(Items listed in a dataset)
########################################
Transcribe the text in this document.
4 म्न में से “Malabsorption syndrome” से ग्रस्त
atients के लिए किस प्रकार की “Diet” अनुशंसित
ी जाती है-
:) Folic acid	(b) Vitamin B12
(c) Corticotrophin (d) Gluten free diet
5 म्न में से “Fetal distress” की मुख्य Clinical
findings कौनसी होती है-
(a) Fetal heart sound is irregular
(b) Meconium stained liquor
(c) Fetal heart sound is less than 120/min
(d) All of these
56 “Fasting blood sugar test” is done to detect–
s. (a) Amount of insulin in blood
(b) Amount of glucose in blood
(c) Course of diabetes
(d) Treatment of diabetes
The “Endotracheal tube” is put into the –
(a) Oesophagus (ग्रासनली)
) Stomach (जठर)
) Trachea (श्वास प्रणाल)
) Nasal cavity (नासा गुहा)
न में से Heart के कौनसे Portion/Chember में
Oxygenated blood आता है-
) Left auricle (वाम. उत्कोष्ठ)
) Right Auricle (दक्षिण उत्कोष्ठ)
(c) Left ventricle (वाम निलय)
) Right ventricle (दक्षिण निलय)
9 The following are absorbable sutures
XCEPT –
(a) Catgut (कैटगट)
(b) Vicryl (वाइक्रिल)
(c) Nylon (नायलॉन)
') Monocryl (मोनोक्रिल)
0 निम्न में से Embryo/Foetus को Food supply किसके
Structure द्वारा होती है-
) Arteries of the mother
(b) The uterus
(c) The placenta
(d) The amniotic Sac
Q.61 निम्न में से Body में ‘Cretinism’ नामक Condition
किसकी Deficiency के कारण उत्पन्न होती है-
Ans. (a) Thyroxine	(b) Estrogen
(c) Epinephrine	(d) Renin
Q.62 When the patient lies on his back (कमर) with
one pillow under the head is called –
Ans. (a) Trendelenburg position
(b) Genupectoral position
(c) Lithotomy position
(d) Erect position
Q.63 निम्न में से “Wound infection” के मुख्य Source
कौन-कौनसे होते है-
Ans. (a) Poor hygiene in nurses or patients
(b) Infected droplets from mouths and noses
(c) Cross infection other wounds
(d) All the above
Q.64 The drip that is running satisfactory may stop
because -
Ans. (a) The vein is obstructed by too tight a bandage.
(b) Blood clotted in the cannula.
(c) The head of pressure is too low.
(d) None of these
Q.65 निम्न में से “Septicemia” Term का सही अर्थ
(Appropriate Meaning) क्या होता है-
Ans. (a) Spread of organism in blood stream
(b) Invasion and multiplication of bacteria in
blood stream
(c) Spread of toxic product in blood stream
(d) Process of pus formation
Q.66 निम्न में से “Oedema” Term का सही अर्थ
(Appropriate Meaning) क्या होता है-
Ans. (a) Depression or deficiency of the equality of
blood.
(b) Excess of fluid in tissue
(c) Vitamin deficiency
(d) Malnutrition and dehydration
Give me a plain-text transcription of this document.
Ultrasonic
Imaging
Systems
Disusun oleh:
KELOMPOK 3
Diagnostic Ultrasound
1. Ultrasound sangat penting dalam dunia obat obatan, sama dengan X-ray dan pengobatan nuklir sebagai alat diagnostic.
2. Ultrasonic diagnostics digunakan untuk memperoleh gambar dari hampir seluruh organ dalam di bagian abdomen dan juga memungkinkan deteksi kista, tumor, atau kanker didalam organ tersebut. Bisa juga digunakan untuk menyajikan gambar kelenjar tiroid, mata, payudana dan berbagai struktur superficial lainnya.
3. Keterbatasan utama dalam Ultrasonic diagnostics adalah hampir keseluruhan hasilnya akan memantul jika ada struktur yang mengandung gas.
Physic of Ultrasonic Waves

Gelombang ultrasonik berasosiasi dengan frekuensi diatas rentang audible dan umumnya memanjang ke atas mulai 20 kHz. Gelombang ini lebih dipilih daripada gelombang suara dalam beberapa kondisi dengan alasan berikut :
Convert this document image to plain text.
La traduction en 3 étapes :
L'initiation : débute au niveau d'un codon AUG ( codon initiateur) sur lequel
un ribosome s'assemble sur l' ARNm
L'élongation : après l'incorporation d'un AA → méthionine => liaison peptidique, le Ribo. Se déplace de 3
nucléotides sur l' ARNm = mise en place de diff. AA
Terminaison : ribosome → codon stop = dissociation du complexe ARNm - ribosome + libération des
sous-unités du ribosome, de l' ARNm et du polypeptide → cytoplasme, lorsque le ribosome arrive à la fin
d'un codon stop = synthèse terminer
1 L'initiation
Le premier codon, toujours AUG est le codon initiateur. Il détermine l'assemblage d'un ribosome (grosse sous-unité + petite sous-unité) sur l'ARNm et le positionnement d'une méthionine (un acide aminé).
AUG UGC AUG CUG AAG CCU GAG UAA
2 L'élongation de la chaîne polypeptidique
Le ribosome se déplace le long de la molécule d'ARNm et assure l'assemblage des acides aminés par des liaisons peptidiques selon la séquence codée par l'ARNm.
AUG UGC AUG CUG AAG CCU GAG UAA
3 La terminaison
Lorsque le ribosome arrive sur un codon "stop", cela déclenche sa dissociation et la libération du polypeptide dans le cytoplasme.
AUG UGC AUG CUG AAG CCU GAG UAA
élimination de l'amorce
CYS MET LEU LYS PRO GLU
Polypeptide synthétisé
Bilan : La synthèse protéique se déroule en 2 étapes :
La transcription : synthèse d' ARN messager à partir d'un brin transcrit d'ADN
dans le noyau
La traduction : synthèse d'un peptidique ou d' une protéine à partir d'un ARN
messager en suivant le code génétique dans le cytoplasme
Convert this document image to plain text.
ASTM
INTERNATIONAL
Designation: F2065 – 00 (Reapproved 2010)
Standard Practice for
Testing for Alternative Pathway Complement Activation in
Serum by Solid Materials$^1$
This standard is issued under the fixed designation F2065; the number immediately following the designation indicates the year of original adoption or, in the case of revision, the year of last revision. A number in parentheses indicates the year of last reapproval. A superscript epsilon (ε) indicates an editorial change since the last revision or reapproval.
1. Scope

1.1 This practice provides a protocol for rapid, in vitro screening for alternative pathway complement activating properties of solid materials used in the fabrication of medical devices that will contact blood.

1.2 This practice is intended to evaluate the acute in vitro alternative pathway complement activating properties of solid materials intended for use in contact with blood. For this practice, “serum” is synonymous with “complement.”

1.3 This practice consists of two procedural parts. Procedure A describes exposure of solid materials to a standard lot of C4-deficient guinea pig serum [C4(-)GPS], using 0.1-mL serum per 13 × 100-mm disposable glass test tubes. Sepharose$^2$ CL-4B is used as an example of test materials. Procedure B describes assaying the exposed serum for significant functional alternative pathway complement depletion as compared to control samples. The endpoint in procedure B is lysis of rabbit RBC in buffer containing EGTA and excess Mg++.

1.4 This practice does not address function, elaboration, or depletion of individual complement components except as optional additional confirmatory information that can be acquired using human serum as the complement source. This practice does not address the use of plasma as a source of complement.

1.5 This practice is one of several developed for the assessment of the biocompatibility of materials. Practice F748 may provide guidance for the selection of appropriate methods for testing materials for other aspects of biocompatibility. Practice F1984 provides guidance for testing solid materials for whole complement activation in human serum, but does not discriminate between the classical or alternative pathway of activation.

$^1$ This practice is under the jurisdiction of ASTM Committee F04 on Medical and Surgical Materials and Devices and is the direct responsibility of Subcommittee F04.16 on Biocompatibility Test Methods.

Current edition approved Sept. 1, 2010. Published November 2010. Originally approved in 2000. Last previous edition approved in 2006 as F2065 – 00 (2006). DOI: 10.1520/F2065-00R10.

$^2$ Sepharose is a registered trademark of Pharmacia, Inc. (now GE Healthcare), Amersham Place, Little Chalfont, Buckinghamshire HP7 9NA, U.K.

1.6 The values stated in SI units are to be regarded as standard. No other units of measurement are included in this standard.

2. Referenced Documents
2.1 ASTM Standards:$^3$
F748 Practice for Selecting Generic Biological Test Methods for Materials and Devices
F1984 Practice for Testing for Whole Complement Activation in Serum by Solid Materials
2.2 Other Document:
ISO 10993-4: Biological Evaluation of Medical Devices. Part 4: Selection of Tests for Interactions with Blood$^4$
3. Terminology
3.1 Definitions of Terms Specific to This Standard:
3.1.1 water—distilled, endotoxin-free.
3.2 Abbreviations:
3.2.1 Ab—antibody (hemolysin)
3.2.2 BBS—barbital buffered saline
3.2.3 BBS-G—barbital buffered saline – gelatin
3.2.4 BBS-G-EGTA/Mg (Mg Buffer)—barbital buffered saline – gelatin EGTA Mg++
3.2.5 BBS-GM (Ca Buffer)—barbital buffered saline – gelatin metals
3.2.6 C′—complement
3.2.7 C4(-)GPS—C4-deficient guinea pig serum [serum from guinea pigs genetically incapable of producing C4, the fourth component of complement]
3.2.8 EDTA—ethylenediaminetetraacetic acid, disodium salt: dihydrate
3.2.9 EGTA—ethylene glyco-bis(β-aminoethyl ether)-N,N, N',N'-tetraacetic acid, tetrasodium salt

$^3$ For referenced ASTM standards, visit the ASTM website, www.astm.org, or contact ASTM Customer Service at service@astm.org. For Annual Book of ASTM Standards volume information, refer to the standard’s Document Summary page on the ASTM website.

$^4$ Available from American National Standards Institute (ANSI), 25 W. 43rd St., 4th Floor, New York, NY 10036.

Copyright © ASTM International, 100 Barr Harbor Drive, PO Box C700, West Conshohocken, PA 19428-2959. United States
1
########################################
_About this exercise_. Scan the records above for the word "cytoplasme". Copy each line that has it.

_Answer for this exercise_.
sous-unités du ribosome, de l' ARNm et du polypeptide → cytoplasme, lorsque le ribosome arrive à la fin
Lorsque le ribosome arrive sur un codon "stop", cela déclenche sa dissociation et la libération du polypeptide dans le cytoplasme.
messager en suivant le code génétique dans le cytoplasme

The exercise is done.